Items from a figure collection
[BEGIN]

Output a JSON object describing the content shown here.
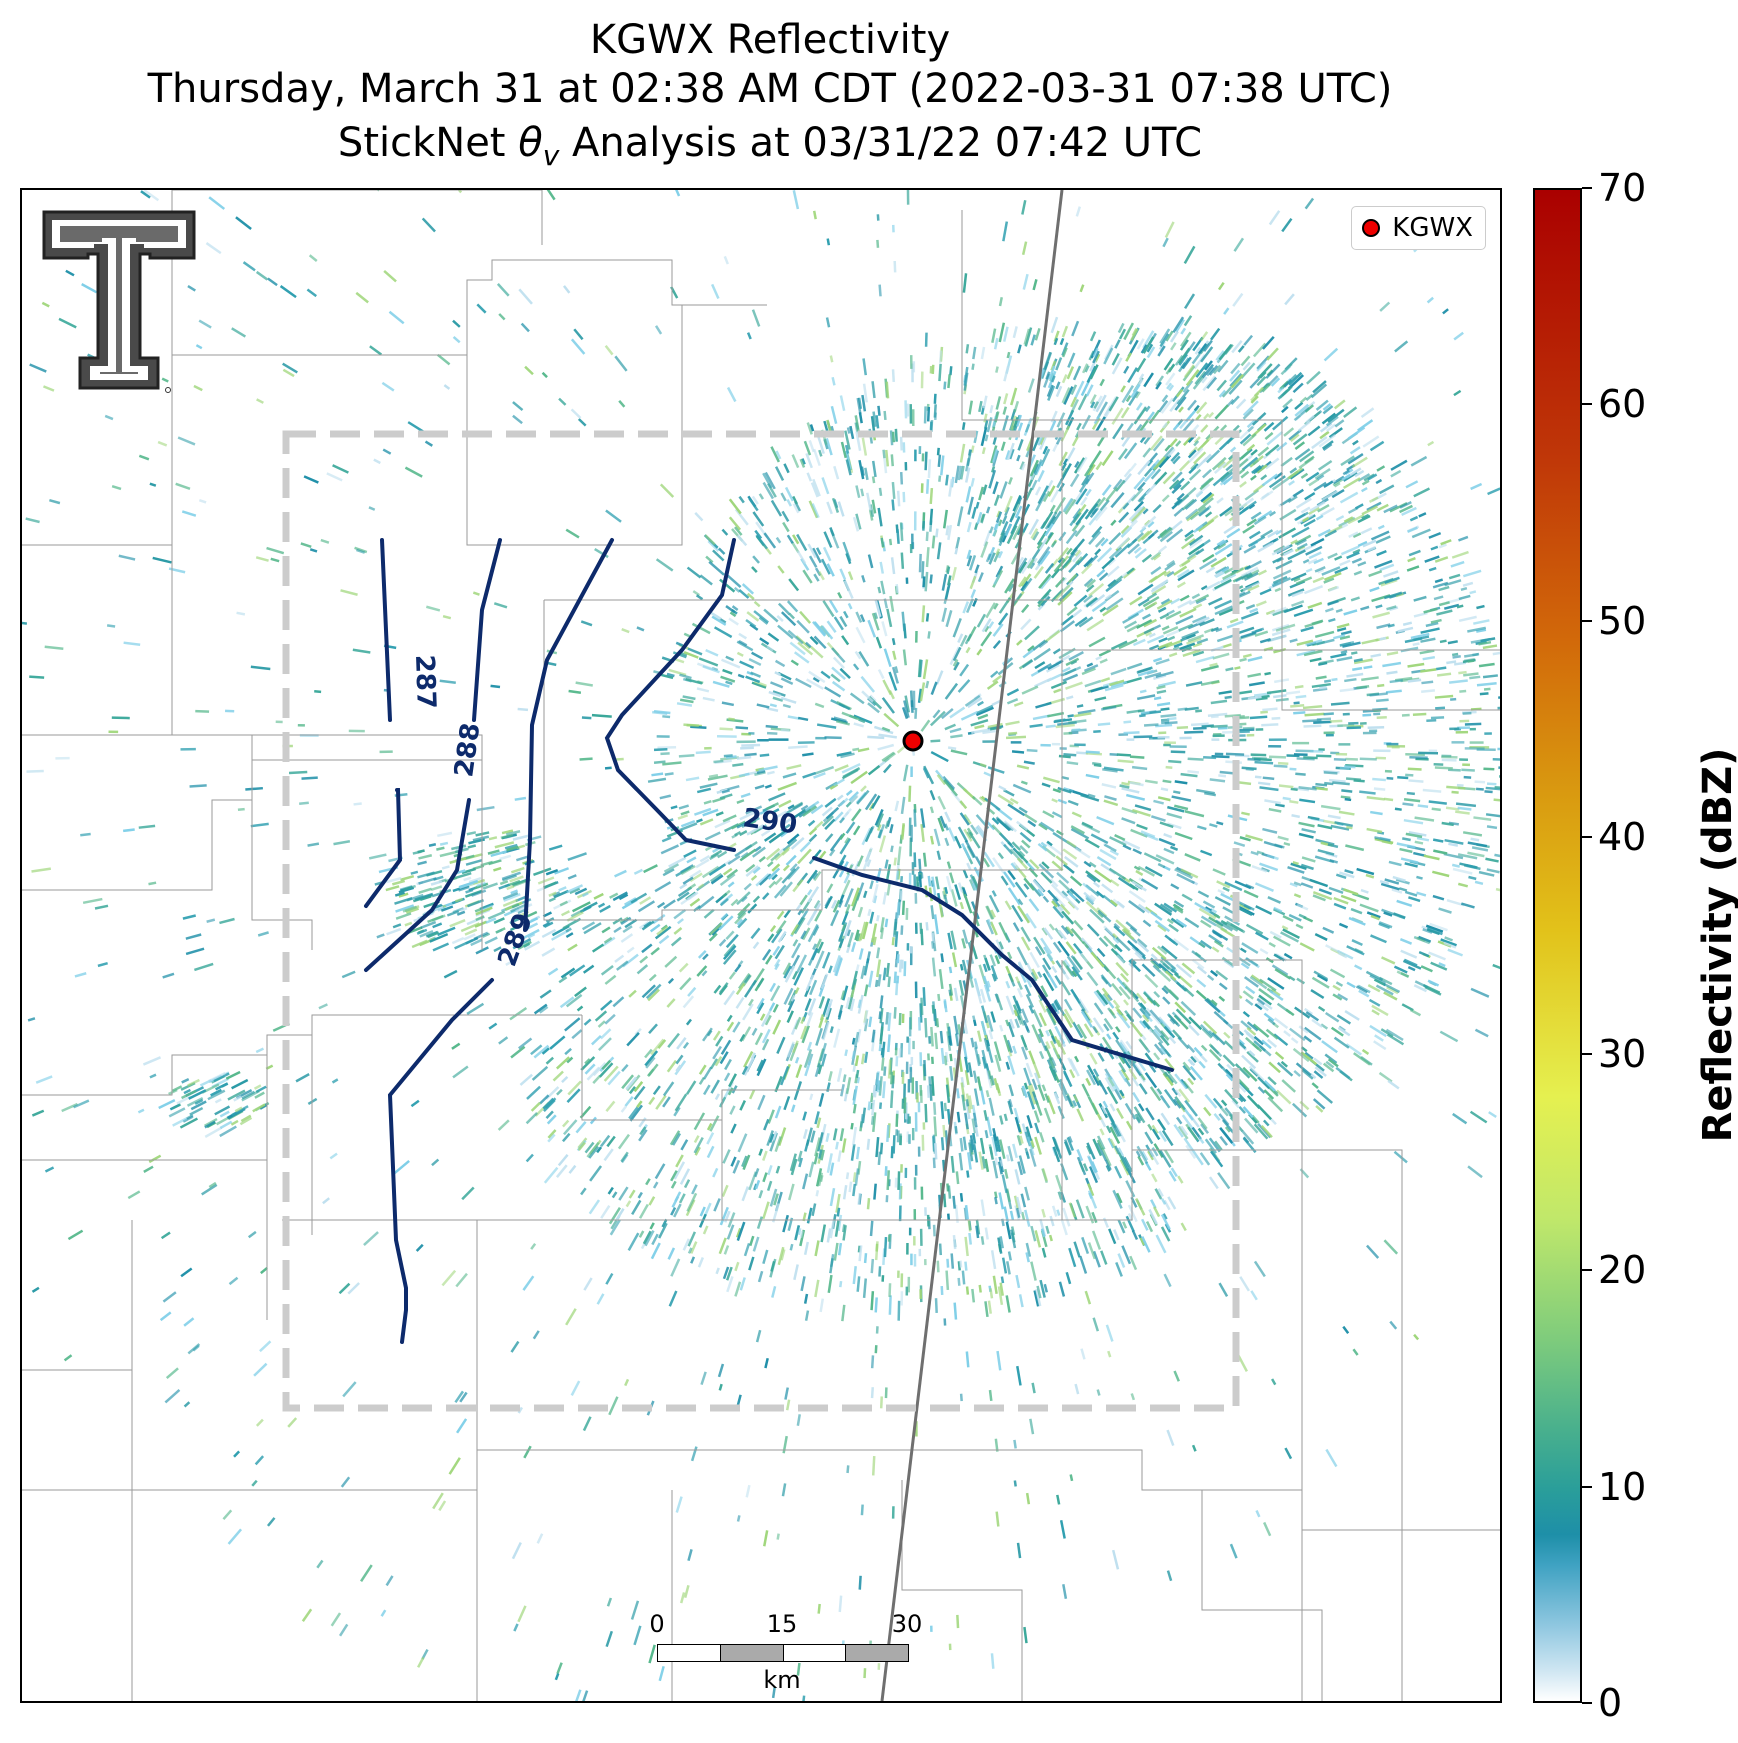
{
  "title": {
    "line1": "KGWX Reflectivity",
    "line2": "Thursday, March 31 at 02:38 AM CDT (2022-03-31 07:38 UTC)",
    "line3_prefix": "StickNet",
    "line3_symbol": "θ",
    "line3_subscript": "v",
    "line3_suffix": "Analysis at 03/31/22 07:42 UTC"
  },
  "legend": {
    "label": "KGWX",
    "marker_color": "#ee0000"
  },
  "contours": {
    "labels": [
      "287",
      "288",
      "289",
      "290"
    ],
    "line_color": "#0d2a6b"
  },
  "scalebar": {
    "ticks": [
      "0",
      "15",
      "30"
    ],
    "unit": "km"
  },
  "colorbar": {
    "label": "Reflectivity (dBZ)",
    "ticks": [
      "0",
      "10",
      "20",
      "30",
      "40",
      "50",
      "60",
      "70"
    ],
    "min": 0,
    "max": 70
  },
  "analysis_box_color": "#cccccc"
}
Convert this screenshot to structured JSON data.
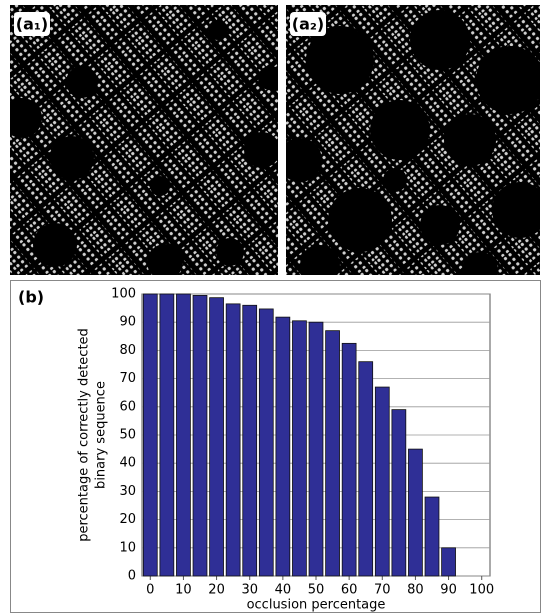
{
  "panels": [
    {
      "label": "(a₁)"
    },
    {
      "label": "(a₂)"
    }
  ],
  "chart_data": {
    "type": "bar",
    "label": "(b)",
    "xlabel": "occlusion percentage",
    "ylabel": [
      "percentage of correctly detected",
      "binary sequence"
    ],
    "x": [
      0,
      5,
      10,
      15,
      20,
      25,
      30,
      35,
      40,
      45,
      50,
      55,
      60,
      65,
      70,
      75,
      80,
      85,
      90
    ],
    "values": [
      100,
      100,
      100,
      99.5,
      98.7,
      96.5,
      96,
      94.7,
      91.8,
      90.5,
      90,
      87,
      82.5,
      76,
      67,
      59,
      45,
      28,
      10
    ],
    "color": "#2f2f96",
    "xlim": [
      -2.5,
      102.5
    ],
    "xticks": [
      0,
      10,
      20,
      30,
      40,
      50,
      60,
      70,
      80,
      90,
      100
    ],
    "ylim": [
      0,
      100
    ],
    "yticks": [
      0,
      10,
      20,
      30,
      40,
      50,
      60,
      70,
      80,
      90,
      100
    ],
    "grid": true
  }
}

[END]

WRITTEN TASK >>
Repeat the data above exactly, but not the pictures.

TASK SOLUTION >>
Output a JSON object describing the content shown here.
{
  "title": {
    "line1": "KGWX Reflectivity",
    "line2": "Thursday, March 31 at 02:38 AM CDT (2022-03-31 07:38 UTC)",
    "line3_prefix": "StickNet",
    "line3_symbol": "θ",
    "line3_subscript": "v",
    "line3_suffix": "Analysis at 03/31/22 07:42 UTC"
  },
  "legend": {
    "label": "KGWX",
    "marker_color": "#ee0000"
  },
  "contours": {
    "labels": [
      "287",
      "288",
      "289",
      "290"
    ],
    "line_color": "#0d2a6b"
  },
  "scalebar": {
    "ticks": [
      "0",
      "15",
      "30"
    ],
    "unit": "km"
  },
  "colorbar": {
    "label": "Reflectivity (dBZ)",
    "ticks": [
      "0",
      "10",
      "20",
      "30",
      "40",
      "50",
      "60",
      "70"
    ],
    "min": 0,
    "max": 70
  },
  "analysis_box_color": "#cccccc"
}
Convert this screenshot to structured JSON data.
{
  "panels": [
    {
      "label": "(a₁)"
    },
    {
      "label": "(a₂)"
    }
  ],
  "chart_data": {
    "type": "bar",
    "label": "(b)",
    "xlabel": "occlusion percentage",
    "ylabel": [
      "percentage of correctly detected",
      "binary sequence"
    ],
    "x": [
      0,
      5,
      10,
      15,
      20,
      25,
      30,
      35,
      40,
      45,
      50,
      55,
      60,
      65,
      70,
      75,
      80,
      85,
      90
    ],
    "values": [
      100,
      100,
      100,
      99.5,
      98.7,
      96.5,
      96,
      94.7,
      91.8,
      90.5,
      90,
      87,
      82.5,
      76,
      67,
      59,
      45,
      28,
      10
    ],
    "color": "#2f2f96",
    "xlim": [
      -2.5,
      102.5
    ],
    "xticks": [
      0,
      10,
      20,
      30,
      40,
      50,
      60,
      70,
      80,
      90,
      100
    ],
    "ylim": [
      0,
      100
    ],
    "yticks": [
      0,
      10,
      20,
      30,
      40,
      50,
      60,
      70,
      80,
      90,
      100
    ],
    "grid": true
  }
}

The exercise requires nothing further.